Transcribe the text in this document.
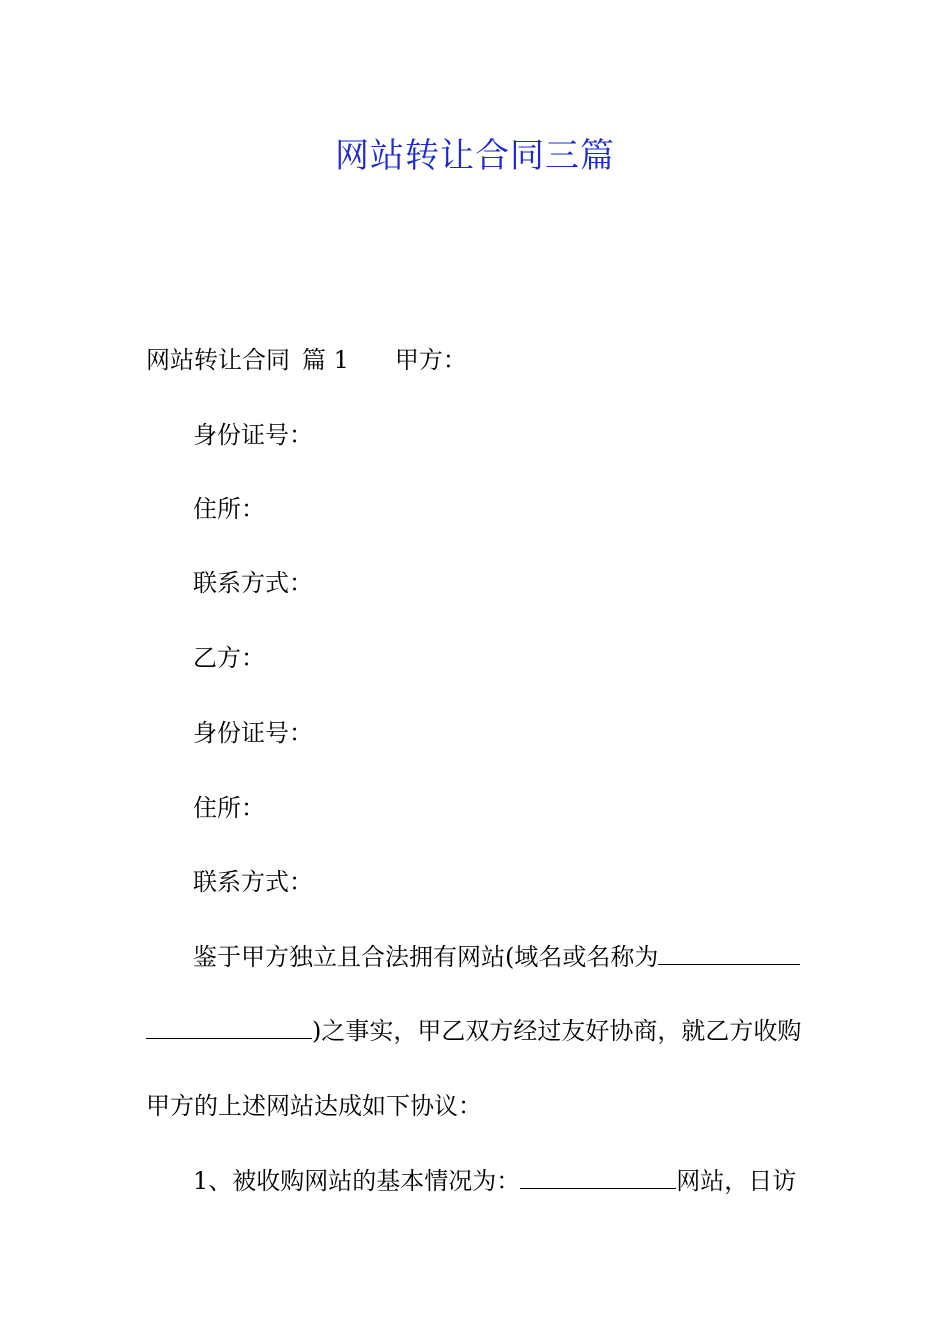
网站转让合同三篇
网站转让合同 篇 1 甲方：
身份证号：
住所：
联系方式：
乙方：
身份证号：
住所：
联系方式：
鉴于甲方独立且合法拥有网站(域名或名称为
)之事实，甲乙双方经过友好协商，就乙方收购
甲方的上述网站达成如下协议：
1、被收购网站的基本情况为：	网站，日访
------------------------------------------------
Quote the entries above word for word. Leave the images out.

* RIGHT ANSWER *
Transcribe the text in this document.
网站转让合同三篇
网站转让合同 篇 1 甲方：
身份证号：
住所：
联系方式：
乙方：
身份证号：
住所：
联系方式：
鉴于甲方独立且合法拥有网站(域名或名称为
)之事实，甲乙双方经过友好协商，就乙方收购
甲方的上述网站达成如下协议：
1、被收购网站的基本情况为：	网站，日访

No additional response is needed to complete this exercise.